» Task
Using the listing below, give the number of lines where "name" appears, and nothing else.

» Data for this exercise
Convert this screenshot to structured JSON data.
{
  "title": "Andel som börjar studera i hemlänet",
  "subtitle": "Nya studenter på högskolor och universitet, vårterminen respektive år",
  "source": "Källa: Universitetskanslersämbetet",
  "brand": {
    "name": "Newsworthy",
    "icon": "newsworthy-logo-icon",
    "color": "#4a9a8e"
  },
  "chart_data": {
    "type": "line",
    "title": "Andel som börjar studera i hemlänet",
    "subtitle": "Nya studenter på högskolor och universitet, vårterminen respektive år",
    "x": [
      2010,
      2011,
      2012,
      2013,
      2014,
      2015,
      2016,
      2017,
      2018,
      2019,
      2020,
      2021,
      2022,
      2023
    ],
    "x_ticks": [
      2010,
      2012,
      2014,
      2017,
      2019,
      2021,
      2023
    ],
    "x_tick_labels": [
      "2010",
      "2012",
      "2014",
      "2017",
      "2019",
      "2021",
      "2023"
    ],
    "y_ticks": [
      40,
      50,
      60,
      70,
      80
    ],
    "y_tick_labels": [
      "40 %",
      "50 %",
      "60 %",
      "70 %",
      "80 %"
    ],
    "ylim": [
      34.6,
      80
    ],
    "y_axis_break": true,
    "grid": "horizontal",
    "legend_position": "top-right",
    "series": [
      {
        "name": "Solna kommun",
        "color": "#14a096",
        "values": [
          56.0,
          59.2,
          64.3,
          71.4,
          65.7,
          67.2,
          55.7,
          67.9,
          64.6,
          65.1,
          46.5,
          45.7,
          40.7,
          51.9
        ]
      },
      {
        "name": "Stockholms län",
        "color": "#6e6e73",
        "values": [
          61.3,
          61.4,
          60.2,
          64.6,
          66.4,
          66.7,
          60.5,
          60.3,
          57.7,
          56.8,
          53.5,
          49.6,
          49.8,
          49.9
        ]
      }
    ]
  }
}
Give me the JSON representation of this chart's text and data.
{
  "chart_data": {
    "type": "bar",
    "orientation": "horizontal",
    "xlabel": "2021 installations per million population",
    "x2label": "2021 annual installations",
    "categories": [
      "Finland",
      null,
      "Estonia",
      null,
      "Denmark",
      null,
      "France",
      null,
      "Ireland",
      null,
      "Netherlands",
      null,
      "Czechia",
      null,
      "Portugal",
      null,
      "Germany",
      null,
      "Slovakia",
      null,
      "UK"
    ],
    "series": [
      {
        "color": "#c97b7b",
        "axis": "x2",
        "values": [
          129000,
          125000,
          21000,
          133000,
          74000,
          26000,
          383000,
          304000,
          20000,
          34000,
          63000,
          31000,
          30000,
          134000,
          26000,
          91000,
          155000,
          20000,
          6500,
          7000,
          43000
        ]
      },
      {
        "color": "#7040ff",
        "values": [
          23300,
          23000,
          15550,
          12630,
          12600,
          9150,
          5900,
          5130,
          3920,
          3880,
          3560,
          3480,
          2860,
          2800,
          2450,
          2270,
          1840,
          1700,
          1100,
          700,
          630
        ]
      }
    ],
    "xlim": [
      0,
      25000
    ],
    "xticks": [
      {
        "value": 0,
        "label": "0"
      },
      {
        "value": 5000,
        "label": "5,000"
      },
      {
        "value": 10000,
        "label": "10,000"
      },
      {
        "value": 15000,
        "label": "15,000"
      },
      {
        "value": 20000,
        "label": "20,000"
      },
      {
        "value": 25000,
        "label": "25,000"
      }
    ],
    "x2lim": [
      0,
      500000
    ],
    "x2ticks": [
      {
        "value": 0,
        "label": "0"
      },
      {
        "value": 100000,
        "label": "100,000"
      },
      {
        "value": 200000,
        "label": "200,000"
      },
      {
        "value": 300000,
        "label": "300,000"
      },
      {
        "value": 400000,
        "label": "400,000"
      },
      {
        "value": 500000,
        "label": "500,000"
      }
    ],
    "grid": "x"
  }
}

» Full answer
3